_Written exercise_
Out of the lines below, please list those that hold the string "Республики".

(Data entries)
· · ·
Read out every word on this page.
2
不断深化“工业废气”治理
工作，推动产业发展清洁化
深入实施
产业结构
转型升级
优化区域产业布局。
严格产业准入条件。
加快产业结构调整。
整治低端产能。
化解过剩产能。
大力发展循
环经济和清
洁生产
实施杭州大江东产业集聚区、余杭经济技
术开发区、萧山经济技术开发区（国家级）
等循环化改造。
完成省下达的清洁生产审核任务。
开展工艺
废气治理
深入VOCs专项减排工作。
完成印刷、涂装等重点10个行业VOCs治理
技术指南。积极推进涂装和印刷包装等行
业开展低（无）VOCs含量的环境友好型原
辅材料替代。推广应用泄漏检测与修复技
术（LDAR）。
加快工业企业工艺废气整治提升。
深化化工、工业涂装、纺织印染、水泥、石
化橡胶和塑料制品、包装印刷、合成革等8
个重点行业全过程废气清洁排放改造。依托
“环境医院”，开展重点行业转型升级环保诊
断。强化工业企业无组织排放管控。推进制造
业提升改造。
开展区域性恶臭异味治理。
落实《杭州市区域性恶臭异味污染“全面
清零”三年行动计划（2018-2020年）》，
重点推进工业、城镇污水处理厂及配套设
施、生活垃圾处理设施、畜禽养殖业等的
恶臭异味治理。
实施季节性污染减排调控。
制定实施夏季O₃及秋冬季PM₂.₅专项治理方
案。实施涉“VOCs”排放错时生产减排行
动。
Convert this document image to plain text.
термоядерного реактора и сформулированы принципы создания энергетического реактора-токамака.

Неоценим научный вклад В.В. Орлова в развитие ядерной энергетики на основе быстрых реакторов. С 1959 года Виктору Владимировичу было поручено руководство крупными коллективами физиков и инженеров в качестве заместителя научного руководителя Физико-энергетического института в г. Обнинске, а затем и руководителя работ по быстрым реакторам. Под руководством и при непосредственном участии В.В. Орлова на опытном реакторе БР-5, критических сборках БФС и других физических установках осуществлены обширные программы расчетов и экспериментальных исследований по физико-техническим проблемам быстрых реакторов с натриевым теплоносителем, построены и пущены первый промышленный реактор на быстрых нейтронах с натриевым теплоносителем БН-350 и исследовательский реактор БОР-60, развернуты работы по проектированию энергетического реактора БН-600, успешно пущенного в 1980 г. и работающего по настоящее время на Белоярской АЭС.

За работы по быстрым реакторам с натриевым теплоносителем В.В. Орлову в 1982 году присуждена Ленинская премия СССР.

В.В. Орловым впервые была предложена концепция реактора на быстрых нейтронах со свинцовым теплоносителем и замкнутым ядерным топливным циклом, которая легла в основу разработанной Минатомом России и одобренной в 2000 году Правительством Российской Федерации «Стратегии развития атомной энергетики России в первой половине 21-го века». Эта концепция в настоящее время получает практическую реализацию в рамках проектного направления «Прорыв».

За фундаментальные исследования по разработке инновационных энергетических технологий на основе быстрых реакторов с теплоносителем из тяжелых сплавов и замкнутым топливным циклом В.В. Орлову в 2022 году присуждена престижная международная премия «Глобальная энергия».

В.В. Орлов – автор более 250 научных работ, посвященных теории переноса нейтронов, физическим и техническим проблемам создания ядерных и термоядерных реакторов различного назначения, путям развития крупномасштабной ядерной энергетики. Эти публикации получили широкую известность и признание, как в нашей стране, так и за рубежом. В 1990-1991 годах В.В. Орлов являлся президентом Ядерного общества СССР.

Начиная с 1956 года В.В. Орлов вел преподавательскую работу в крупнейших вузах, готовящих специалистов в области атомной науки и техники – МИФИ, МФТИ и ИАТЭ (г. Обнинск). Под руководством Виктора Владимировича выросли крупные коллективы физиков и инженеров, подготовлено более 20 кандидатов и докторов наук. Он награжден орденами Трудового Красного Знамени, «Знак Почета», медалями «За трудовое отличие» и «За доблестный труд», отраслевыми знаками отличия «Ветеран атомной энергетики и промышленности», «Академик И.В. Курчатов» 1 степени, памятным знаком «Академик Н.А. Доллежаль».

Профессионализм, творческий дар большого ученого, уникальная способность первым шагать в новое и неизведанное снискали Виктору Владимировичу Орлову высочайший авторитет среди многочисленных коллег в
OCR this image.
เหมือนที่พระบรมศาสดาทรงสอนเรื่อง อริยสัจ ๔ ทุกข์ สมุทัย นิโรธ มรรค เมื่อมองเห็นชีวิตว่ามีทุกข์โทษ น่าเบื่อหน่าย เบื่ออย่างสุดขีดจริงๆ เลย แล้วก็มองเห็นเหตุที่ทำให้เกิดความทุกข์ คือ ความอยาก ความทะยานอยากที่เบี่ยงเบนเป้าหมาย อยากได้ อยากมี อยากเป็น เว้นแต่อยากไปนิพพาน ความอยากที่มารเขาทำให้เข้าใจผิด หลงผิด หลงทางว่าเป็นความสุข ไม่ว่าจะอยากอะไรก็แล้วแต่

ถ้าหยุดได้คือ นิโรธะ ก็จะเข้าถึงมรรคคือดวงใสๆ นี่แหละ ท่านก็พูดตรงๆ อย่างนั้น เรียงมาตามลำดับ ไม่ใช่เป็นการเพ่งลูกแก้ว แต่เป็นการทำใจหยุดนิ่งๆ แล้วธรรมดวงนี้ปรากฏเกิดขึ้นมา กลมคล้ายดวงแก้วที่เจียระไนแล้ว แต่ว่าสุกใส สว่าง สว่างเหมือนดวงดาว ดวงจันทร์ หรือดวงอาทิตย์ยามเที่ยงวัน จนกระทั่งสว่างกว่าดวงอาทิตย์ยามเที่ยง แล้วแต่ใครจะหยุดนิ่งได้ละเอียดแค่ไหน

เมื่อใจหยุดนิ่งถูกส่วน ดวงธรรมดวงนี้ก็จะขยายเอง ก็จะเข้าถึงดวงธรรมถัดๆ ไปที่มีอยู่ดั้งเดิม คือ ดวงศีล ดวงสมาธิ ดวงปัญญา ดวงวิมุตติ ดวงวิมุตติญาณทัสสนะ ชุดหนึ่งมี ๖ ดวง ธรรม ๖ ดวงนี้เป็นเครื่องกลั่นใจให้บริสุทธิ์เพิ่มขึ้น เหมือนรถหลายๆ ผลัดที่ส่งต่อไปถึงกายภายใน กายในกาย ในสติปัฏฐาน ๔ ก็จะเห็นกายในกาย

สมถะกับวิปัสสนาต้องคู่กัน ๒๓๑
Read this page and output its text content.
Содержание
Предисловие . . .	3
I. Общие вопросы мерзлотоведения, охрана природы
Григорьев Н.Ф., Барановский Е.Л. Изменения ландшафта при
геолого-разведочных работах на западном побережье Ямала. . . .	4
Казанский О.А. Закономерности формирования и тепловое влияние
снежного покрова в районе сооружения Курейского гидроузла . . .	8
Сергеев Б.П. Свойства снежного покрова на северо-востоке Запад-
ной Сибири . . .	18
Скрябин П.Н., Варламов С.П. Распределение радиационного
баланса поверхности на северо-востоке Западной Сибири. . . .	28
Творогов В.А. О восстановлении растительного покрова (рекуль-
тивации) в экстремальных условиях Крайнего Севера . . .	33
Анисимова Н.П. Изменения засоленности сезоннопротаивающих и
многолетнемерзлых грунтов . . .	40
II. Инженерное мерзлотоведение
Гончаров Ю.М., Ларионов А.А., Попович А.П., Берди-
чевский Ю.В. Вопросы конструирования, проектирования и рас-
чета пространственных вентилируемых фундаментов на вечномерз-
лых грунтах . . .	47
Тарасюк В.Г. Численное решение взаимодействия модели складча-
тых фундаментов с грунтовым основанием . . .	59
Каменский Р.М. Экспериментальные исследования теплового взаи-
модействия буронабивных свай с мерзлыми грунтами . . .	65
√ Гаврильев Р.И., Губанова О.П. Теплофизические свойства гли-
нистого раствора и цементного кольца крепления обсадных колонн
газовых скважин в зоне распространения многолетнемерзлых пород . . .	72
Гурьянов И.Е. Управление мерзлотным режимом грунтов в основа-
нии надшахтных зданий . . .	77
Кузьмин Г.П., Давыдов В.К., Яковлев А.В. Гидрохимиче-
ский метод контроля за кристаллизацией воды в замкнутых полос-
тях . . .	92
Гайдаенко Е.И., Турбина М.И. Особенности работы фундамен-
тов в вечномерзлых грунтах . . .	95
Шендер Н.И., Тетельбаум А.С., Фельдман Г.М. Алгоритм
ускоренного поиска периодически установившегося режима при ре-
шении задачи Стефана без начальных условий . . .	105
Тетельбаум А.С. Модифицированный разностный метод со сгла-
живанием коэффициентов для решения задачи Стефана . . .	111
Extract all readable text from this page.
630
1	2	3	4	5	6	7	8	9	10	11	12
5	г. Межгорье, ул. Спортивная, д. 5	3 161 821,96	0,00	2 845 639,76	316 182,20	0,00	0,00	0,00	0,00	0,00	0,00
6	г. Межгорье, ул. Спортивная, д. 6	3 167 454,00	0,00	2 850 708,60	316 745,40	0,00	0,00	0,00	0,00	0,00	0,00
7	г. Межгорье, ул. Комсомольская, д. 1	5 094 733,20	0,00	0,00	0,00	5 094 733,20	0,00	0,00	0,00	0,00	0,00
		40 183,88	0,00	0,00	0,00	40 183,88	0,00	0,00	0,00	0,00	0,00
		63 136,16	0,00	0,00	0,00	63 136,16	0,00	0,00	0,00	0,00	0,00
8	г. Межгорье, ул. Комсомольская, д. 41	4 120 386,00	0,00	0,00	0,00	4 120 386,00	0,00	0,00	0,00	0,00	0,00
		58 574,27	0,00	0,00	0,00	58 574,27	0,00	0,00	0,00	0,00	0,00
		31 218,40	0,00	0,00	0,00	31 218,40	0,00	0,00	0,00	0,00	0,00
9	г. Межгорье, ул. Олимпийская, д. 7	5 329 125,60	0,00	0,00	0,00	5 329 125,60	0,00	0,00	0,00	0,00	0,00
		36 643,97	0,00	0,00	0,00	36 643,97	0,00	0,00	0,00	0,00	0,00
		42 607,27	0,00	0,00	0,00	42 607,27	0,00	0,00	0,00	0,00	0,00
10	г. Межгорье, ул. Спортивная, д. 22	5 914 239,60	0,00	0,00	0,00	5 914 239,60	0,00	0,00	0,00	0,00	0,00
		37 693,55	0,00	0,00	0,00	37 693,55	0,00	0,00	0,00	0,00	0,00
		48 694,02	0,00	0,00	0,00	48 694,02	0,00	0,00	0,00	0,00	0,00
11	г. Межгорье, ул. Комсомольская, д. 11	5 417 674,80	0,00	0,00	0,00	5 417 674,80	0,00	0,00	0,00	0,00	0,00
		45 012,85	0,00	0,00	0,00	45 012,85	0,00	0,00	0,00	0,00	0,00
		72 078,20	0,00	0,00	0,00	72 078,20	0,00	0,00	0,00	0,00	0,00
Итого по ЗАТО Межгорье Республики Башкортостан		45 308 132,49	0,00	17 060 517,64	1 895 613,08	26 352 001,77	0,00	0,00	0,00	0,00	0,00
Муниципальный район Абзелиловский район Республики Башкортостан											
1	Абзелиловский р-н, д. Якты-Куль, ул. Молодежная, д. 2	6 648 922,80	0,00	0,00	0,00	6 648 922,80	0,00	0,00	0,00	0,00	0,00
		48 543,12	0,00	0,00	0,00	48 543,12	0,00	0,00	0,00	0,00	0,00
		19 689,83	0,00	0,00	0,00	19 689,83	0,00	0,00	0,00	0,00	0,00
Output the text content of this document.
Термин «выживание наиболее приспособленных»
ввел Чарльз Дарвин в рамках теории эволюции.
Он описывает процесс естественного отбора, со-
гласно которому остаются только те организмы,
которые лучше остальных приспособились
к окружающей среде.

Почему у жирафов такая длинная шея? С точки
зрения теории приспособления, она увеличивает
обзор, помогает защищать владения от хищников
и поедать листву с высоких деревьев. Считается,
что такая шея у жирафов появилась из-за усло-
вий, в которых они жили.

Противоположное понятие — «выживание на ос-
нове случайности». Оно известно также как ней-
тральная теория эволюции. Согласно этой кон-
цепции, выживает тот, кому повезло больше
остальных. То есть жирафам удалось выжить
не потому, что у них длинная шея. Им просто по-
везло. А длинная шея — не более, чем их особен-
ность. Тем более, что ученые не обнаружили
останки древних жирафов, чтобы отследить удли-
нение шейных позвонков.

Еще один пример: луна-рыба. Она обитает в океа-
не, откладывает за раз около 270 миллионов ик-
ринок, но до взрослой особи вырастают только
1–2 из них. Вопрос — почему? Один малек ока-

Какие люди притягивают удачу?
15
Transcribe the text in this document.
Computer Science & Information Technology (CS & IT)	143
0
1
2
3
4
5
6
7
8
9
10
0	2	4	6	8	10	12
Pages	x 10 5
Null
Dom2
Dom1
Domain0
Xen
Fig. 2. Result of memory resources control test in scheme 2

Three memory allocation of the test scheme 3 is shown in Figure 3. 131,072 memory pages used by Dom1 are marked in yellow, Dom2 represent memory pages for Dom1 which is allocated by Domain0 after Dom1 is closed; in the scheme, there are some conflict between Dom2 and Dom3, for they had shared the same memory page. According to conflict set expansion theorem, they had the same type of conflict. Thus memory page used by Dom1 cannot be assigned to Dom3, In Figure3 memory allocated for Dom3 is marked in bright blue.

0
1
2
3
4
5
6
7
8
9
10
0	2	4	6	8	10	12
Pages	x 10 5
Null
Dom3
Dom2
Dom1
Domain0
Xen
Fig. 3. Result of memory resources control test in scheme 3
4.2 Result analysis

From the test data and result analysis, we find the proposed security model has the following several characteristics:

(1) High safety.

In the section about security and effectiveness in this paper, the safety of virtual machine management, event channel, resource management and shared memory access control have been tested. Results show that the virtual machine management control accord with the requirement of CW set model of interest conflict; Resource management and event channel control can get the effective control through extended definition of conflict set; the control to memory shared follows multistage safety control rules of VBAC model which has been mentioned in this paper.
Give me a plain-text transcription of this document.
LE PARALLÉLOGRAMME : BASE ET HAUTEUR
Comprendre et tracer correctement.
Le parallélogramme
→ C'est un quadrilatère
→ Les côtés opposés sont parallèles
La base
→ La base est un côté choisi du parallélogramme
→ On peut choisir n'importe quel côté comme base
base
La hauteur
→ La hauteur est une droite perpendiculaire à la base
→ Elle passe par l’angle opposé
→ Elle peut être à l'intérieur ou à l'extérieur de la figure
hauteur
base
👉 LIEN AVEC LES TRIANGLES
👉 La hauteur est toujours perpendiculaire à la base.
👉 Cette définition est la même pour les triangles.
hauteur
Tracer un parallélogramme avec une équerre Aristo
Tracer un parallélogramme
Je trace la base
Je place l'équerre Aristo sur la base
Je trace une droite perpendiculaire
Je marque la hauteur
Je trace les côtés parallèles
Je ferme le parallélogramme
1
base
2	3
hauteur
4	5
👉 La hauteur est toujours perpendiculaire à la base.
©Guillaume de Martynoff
· · ·
_Output for this task_
Итого по ЗАТО Межгорье Республики Башкортостан		45 308 132,49	0,00	17 060 517,64	1 895 613,08	26 352 001,77	0,00	0,00	0,00	0,00	0,00
Муниципальный район Абзелиловский район Республики Башкортостан											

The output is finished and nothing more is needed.